» SET PROBLEM: Every record should be written out exactly, please.

— begin DATA TO PROCESS —

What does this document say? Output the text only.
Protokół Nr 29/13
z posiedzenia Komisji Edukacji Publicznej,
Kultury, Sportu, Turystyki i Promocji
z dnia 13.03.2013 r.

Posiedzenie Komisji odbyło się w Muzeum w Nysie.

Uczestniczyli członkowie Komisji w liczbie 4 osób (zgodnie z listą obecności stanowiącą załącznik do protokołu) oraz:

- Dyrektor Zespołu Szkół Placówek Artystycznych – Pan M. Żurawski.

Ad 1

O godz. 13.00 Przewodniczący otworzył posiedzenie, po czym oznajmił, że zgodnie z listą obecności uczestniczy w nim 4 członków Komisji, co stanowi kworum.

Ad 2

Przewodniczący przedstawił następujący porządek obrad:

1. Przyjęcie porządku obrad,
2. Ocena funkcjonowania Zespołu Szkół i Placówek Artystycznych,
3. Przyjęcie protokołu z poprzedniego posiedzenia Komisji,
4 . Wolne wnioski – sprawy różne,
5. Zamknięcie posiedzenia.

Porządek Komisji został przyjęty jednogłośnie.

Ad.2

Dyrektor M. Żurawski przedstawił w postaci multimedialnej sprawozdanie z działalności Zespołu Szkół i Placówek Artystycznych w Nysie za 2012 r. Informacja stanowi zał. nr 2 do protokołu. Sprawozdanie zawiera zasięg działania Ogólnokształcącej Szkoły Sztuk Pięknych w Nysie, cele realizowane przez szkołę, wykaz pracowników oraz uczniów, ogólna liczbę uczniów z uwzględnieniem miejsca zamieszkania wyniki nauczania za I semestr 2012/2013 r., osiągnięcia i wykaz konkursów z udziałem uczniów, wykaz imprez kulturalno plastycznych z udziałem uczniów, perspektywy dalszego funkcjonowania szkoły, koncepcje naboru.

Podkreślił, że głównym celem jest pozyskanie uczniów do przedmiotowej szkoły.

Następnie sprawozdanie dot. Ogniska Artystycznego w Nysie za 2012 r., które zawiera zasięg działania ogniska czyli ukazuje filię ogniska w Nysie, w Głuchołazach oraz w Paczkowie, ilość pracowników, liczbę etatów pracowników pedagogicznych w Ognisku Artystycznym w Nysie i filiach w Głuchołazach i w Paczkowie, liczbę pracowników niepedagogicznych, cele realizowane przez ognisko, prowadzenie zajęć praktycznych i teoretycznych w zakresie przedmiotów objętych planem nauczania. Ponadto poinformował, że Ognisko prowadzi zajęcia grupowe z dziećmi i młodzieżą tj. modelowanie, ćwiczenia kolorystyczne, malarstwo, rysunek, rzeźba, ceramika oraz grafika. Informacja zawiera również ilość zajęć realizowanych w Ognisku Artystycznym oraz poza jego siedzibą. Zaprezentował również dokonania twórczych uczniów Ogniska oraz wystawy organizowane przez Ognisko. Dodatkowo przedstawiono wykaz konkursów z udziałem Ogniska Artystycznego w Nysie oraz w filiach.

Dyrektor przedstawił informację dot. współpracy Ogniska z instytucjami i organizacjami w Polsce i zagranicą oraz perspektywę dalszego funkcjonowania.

— end DATA TO PROCESS —

» ANSWER TO THIS TASK:
What does this document say? Output the text only.
Protokół Nr 29/13
z posiedzenia Komisji Edukacji Publicznej,
Kultury, Sportu, Turystyki i Promocji
z dnia 13.03.2013 r.

Posiedzenie Komisji odbyło się w Muzeum w Nysie.

Uczestniczyli członkowie Komisji w liczbie 4 osób (zgodnie z listą obecności stanowiącą załącznik do protokołu) oraz:

- Dyrektor Zespołu Szkół Placówek Artystycznych – Pan M. Żurawski.

Ad 1

O godz. 13.00 Przewodniczący otworzył posiedzenie, po czym oznajmił, że zgodnie z listą obecności uczestniczy w nim 4 członków Komisji, co stanowi kworum.

Ad 2

Przewodniczący przedstawił następujący porządek obrad:

1. Przyjęcie porządku obrad,
2. Ocena funkcjonowania Zespołu Szkół i Placówek Artystycznych,
3. Przyjęcie protokołu z poprzedniego posiedzenia Komisji,
4 . Wolne wnioski – sprawy różne,
5. Zamknięcie posiedzenia.

Porządek Komisji został przyjęty jednogłośnie.

Ad.2

Dyrektor M. Żurawski przedstawił w postaci multimedialnej sprawozdanie z działalności Zespołu Szkół i Placówek Artystycznych w Nysie za 2012 r. Informacja stanowi zał. nr 2 do protokołu. Sprawozdanie zawiera zasięg działania Ogólnokształcącej Szkoły Sztuk Pięknych w Nysie, cele realizowane przez szkołę, wykaz pracowników oraz uczniów, ogólna liczbę uczniów z uwzględnieniem miejsca zamieszkania wyniki nauczania za I semestr 2012/2013 r., osiągnięcia i wykaz konkursów z udziałem uczniów, wykaz imprez kulturalno plastycznych z udziałem uczniów, perspektywy dalszego funkcjonowania szkoły, koncepcje naboru.

Podkreślił, że głównym celem jest pozyskanie uczniów do przedmiotowej szkoły.

Następnie sprawozdanie dot. Ogniska Artystycznego w Nysie za 2012 r., które zawiera zasięg działania ogniska czyli ukazuje filię ogniska w Nysie, w Głuchołazach oraz w Paczkowie, ilość pracowników, liczbę etatów pracowników pedagogicznych w Ognisku Artystycznym w Nysie i filiach w Głuchołazach i w Paczkowie, liczbę pracowników niepedagogicznych, cele realizowane przez ognisko, prowadzenie zajęć praktycznych i teoretycznych w zakresie przedmiotów objętych planem nauczania. Ponadto poinformował, że Ognisko prowadzi zajęcia grupowe z dziećmi i młodzieżą tj. modelowanie, ćwiczenia kolorystyczne, malarstwo, rysunek, rzeźba, ceramika oraz grafika. Informacja zawiera również ilość zajęć realizowanych w Ognisku Artystycznym oraz poza jego siedzibą. Zaprezentował również dokonania twórczych uczniów Ogniska oraz wystawy organizowane przez Ognisko. Dodatkowo przedstawiono wykaz konkursów z udziałem Ogniska Artystycznego w Nysie oraz w filiach.

Dyrektor przedstawił informację dot. współpracy Ogniska z instytucjami i organizacjami w Polsce i zagranicą oraz perspektywę dalszego funkcjonowania.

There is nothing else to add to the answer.